Lihat ke Halaman Asli

Andai Tak Ada Dendam, Maka Diksar Pecinta Alam Tak Makan Korban

Diperbarui: 22 Februari 2023   15:18

Kompasiana adalah platform blog. Konten ini menjadi tanggung jawab bloger dan tidak mewakili pandangan redaksi Kompas.

Ilustrasi pendidikan dasar (Diksar) Pecinta Alam. Foto: Dokumentasi Pribadi

Pendidikan Dasar (Diksar) memang tidak pernah terlewatkan dalam kegiatan pecinta alam, maupun tingkat siswa, mahasiswa, komunitas hingga orgnasisasi perkumpulan.

Namun disayangkan Diksar pecinta alam setiap tahunnya memakan korban, dan sebagian besar korban adalah peserta didik, junior, atau calon anggota.

__PETUNJUK TUGAS__.
a: Sebutkan semua pihak yang menurut teks bacaan tentang Diksar pecinta alam merupakan sebagian besar korban.
b: Lanjutkan teks bacaan tentang Diksar pecinta alam, mulai setelah kalimat terakhirnya.

__ENTRI DATA__.
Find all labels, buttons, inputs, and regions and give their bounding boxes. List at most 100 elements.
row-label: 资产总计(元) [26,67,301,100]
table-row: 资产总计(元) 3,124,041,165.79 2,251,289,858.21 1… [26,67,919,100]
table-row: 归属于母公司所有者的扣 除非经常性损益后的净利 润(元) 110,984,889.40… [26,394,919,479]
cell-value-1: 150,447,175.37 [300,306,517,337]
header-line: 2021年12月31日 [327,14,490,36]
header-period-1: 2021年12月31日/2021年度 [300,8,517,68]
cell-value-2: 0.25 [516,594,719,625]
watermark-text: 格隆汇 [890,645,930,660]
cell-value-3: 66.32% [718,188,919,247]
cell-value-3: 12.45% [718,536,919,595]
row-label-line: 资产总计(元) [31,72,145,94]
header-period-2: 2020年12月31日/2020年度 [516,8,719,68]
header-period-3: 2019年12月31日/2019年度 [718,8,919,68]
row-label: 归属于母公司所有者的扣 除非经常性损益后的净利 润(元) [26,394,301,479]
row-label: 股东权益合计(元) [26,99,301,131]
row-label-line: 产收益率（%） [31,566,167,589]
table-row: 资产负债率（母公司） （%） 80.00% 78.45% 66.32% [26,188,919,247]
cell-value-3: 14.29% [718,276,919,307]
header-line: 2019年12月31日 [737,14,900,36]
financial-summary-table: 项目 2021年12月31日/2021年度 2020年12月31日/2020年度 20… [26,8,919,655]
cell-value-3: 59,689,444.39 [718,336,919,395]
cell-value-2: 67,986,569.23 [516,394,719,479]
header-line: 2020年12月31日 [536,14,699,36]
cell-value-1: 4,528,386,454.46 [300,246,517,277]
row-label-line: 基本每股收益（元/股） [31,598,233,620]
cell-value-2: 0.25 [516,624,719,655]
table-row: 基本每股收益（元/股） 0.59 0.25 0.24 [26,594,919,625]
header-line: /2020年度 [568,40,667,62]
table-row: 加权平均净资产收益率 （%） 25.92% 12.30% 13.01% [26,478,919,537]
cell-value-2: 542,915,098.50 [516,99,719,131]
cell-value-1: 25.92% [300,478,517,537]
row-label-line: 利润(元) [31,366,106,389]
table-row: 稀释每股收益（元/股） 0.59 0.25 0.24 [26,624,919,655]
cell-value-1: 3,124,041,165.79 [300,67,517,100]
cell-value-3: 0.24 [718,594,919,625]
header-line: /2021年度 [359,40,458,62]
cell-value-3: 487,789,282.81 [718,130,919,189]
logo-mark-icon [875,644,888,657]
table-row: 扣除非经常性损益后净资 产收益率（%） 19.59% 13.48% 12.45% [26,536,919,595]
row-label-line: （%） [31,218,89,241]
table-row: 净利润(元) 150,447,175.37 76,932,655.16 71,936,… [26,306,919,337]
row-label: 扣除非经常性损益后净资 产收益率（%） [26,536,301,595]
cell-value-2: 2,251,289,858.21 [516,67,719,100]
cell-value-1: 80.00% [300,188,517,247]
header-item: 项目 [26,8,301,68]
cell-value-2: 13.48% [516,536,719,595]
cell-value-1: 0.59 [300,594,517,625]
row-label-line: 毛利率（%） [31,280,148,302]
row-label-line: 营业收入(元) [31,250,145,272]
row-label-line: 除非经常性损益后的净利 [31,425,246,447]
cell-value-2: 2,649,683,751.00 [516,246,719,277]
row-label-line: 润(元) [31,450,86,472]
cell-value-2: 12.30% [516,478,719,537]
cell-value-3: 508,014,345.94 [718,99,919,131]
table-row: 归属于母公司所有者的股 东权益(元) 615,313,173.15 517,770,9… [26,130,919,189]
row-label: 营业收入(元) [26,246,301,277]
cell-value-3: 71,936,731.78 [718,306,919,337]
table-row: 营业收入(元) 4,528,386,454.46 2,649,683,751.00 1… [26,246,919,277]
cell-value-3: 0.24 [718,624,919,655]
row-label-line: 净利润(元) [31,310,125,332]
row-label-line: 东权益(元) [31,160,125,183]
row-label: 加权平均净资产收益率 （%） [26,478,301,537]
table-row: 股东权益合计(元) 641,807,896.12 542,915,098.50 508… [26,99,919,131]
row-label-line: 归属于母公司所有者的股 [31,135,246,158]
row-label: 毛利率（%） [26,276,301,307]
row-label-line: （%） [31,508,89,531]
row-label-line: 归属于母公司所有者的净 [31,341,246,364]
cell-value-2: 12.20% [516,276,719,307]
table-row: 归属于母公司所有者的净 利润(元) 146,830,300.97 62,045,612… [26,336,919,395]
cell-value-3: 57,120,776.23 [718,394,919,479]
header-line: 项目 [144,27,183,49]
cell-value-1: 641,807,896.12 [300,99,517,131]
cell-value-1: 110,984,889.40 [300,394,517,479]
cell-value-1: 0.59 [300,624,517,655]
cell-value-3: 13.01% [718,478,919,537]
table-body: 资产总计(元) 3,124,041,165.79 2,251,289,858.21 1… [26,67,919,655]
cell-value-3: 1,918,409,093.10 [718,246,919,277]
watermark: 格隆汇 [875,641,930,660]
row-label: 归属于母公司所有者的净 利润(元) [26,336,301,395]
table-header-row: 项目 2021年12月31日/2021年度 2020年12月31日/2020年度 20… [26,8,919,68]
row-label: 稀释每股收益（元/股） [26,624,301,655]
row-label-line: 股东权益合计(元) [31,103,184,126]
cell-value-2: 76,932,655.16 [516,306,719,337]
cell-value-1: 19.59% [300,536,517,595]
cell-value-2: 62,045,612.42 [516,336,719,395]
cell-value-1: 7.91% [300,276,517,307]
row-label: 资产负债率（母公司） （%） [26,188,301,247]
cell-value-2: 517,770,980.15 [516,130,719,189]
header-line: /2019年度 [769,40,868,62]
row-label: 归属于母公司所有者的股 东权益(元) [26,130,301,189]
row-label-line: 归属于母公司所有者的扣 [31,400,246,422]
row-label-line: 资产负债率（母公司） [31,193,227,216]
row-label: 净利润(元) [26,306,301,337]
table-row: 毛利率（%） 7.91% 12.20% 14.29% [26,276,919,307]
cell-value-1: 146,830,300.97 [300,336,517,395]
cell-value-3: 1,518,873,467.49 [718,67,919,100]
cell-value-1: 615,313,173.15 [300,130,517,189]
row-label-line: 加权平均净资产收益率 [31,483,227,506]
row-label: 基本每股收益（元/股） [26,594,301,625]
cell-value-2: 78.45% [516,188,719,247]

* * *

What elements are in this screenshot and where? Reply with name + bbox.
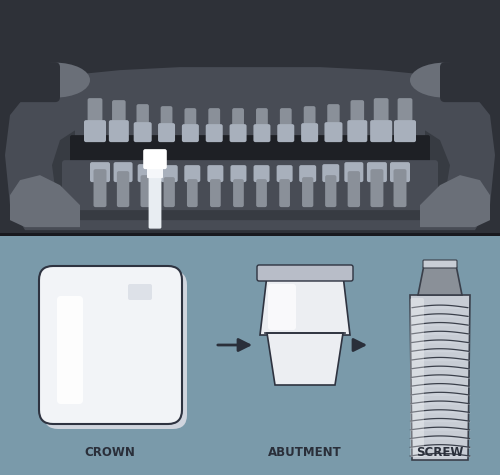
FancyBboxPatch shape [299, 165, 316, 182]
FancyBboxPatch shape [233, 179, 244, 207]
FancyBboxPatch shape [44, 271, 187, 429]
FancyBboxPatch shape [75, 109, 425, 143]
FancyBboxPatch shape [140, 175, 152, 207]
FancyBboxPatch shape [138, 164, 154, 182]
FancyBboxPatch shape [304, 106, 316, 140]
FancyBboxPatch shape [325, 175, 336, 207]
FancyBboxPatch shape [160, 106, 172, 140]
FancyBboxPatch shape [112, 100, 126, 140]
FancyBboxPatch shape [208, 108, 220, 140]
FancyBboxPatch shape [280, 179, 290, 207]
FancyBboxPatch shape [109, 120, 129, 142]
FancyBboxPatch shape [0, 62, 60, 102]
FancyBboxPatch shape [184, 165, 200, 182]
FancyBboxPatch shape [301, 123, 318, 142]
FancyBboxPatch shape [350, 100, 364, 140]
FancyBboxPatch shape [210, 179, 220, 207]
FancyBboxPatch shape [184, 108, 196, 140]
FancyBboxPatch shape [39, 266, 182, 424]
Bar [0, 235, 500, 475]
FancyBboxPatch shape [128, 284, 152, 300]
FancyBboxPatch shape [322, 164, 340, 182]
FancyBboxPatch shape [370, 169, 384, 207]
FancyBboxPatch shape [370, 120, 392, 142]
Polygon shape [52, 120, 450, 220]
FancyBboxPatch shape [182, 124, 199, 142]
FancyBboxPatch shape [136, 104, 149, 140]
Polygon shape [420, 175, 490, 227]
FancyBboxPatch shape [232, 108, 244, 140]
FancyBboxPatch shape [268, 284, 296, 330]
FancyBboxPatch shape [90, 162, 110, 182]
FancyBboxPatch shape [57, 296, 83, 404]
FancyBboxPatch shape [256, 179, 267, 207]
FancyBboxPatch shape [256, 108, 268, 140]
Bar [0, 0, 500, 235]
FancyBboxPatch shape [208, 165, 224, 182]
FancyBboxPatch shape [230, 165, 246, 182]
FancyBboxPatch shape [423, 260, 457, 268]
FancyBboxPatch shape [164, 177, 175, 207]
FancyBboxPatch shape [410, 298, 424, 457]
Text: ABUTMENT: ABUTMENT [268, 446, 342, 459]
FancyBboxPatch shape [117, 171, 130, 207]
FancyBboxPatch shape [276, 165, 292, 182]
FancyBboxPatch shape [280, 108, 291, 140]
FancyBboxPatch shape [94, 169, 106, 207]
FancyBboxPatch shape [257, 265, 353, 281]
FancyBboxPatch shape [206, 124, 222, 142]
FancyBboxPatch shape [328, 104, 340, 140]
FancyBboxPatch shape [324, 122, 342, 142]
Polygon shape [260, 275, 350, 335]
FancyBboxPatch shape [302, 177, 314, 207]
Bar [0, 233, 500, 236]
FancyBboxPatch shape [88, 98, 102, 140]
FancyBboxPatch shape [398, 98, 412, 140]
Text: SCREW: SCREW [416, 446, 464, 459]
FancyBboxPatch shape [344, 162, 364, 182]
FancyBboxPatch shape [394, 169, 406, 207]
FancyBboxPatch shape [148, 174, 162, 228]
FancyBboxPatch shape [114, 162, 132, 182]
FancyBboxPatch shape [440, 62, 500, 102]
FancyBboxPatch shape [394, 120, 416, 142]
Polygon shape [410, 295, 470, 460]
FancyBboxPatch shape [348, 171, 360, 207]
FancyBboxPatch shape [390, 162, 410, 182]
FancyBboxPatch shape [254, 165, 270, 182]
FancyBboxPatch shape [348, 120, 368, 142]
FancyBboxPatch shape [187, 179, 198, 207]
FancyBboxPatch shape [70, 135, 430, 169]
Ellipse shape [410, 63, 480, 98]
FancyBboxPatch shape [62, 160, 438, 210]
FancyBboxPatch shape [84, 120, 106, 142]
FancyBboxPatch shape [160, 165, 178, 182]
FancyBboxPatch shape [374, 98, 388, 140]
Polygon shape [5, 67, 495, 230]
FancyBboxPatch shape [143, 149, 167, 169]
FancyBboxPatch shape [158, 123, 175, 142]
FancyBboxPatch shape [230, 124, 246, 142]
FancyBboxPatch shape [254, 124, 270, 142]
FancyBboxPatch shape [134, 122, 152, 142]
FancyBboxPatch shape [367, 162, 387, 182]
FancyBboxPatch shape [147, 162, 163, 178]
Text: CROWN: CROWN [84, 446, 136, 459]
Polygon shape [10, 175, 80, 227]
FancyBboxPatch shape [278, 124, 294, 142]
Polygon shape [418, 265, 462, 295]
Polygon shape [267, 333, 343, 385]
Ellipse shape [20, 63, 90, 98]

__JAWABAN TIAP TUGAS__.
a: Peserta didik, junior, dan calon anggota.

b:
Dampaknya tentu amat besar, tidak hanya bagi organisasi kepecintaalaman yang tersandung kasus tersebut, juga kelompok pecinta alam lain yang sejatinya tidak tahu menahu mengenai pelaksanaannya.

Kita sepakat pendidikan memang penting, hakekatnya kegiatan pendidikan dibentuk untuk membangun karakter dan kecakapan calon peserta yang mengikutinya.

Alasan mendasar kegiatan Diksar itu penting dikarenakan anggota akan lebih sering melakukan aktivitas di alam bebas. Oleh karenanya melalui kegiatan seperti Diksar diharapkan mampu membentuk anggota menjadi lebih tangguh.

Dalam beberapa kasus "Diksar Maut" yang telah terungkap salah satu motif terbesar adanya korban dalam kegiatan ini didasari dengan kekerasan.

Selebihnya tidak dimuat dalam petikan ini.